EXERCISE DESCRIPTION:
Look through the material below for "воинского". Copy every line that contains it.

Data excerpts:
## START

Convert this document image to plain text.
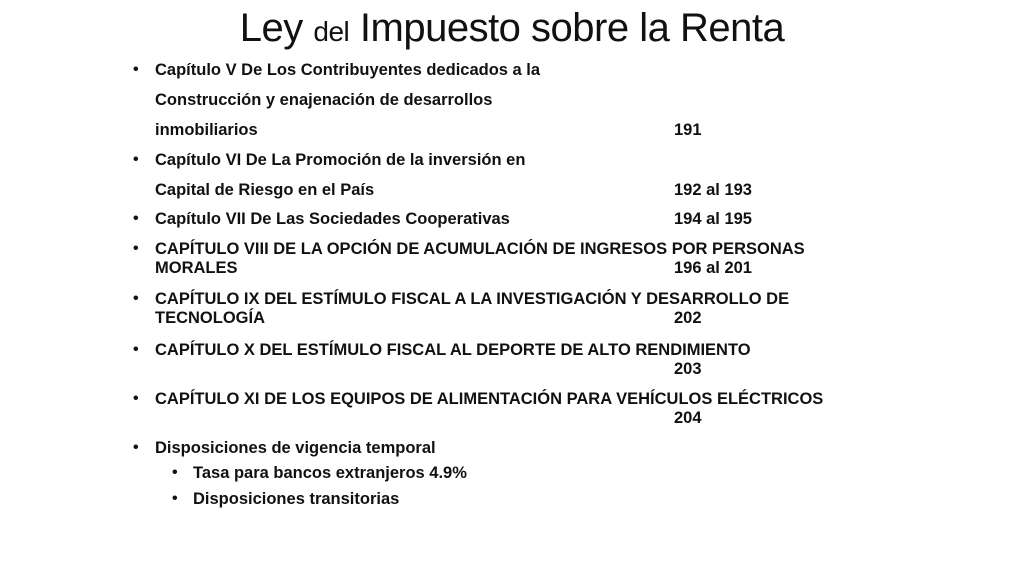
Ley del Impuesto sobre la Renta
• Capítulo V De Los Contribuyentes dedicados a la
Construcción y enajenación de desarrollos
inmobiliarios	191
• Capítulo VI De La Promoción de la inversión en
Capital de Riesgo en el País	192 al 193
• Capítulo VII De Las Sociedades Cooperativas	194 al 195
• CAPÍTULO VIII DE LA OPCIÓN DE ACUMULACIÓN DE INGRESOS POR PERSONAS
MORALES	196 al 201
• CAPÍTULO IX DEL ESTÍMULO FISCAL A LA INVESTIGACIÓN Y DESARROLLO DE
TECNOLOGÍA	202
• CAPÍTULO X DEL ESTÍMULO FISCAL AL DEPORTE DE ALTO RENDIMIENTO
203
• CAPÍTULO XI DE LOS EQUIPOS DE ALIMENTACIÓN PARA VEHÍCULOS ELÉCTRICOS
204
• Disposiciones de vigencia temporal
• Tasa para bancos extranjeros 4.9%
• Disposiciones transitorias
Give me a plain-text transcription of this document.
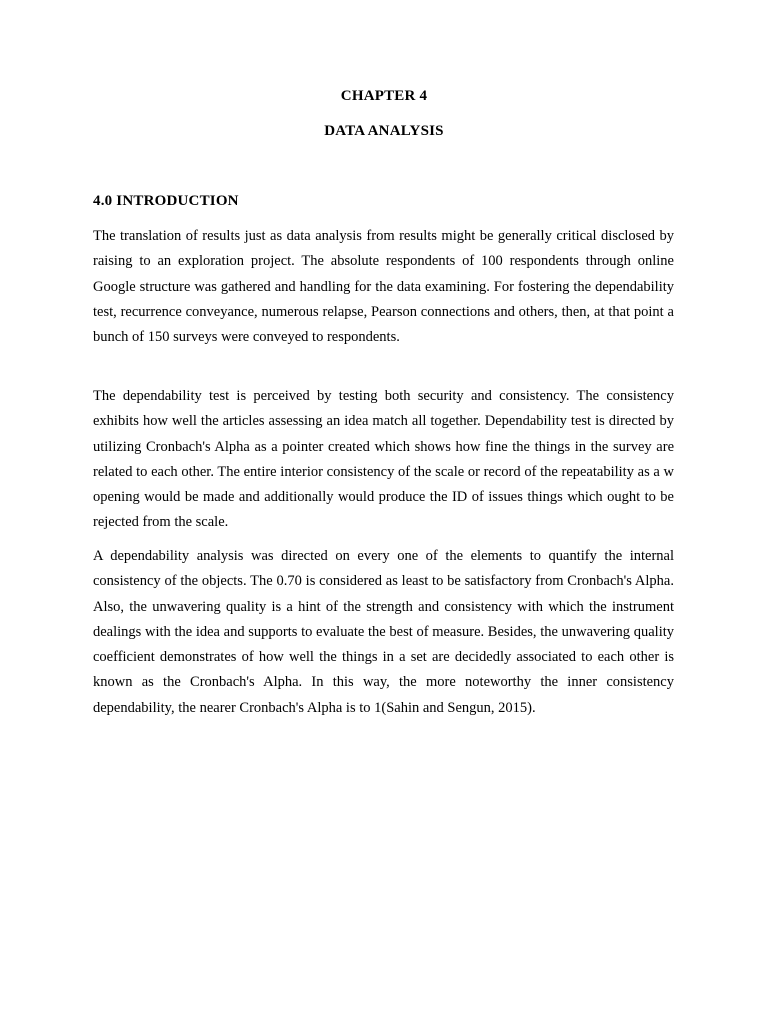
CHAPTER 4
DATA ANALYSIS
4.0 INTRODUCTION

The translation of results just as data analysis from results might be generally critical disclosed by raising to an exploration project. The absolute respondents of 100 respondents through online Google structure was gathered and handling for the data examining. For fostering the dependability test, recurrence conveyance, numerous relapse, Pearson connections and others, then, at that point a bunch of 150 surveys were conveyed to respondents.

The dependability test is perceived by testing both security and consistency. The consistency exhibits how well the articles assessing an idea match all together. Dependability test is directed by utilizing Cronbach's Alpha as a pointer created which shows how fine the things in the survey are related to each other. The entire interior consistency of the scale or record of the repeatability as a w opening would be made and additionally would produce the ID of issues things which ought to be rejected from the scale.

A dependability analysis was directed on every one of the elements to quantify the internal consistency of the objects. The 0.70 is considered as least to be satisfactory from Cronbach's Alpha. Also, the unwavering quality is a hint of the strength and consistency with which the instrument dealings with the idea and supports to evaluate the best of measure. Besides, the unwavering quality coefficient demonstrates of how well the things in a set are decidedly associated to each other is known as the Cronbach's Alpha. In this way, the more noteworthy the inner consistency dependability, the nearer Cronbach's Alpha is to 1(Sahin and Sengun, 2015).
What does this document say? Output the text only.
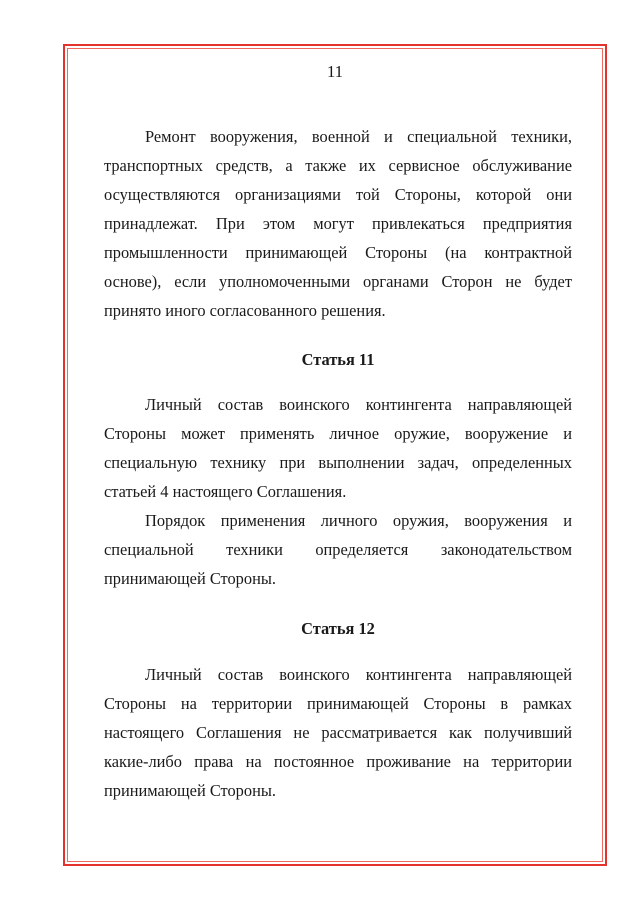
11

Ремонт вооружения, военной и специальной техники, транспортных средств, а также их сервисное обслуживание осуществляются организациями той Стороны, которой они принадлежат. При этом могут привлекаться предприятия промышленности принимающей Стороны (на контрактной основе), если уполномоченными органами Сторон не будет принято иного согласованного решения.

Статья 11

Личный состав воинского контингента направляющей Стороны может применять личное оружие, вооружение и специальную технику при выполнении задач, определенных статьей 4 настоящего Соглашения.

Порядок применения личного оружия, вооружения и специальной техники определяется законодательством принимающей Стороны.

Статья 12

Личный состав воинского контингента направляющей Стороны на территории принимающей Стороны в рамках настоящего Соглашения не рассматривается как получивший какие-либо права на постоянное проживание на территории принимающей Стороны.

## END

THE REPLY:
Личный состав воинского контингента направляющей Стороны может применять личное оружие, вооружение и специальную технику при выполнении задач, определенных статьей 4 настоящего Соглашения.
Личный состав воинского контингента направляющей Стороны на территории принимающей Стороны в рамках настоящего Соглашения не рассматривается как получивший какие-либо права на постоянное проживание на территории принимающей Стороны.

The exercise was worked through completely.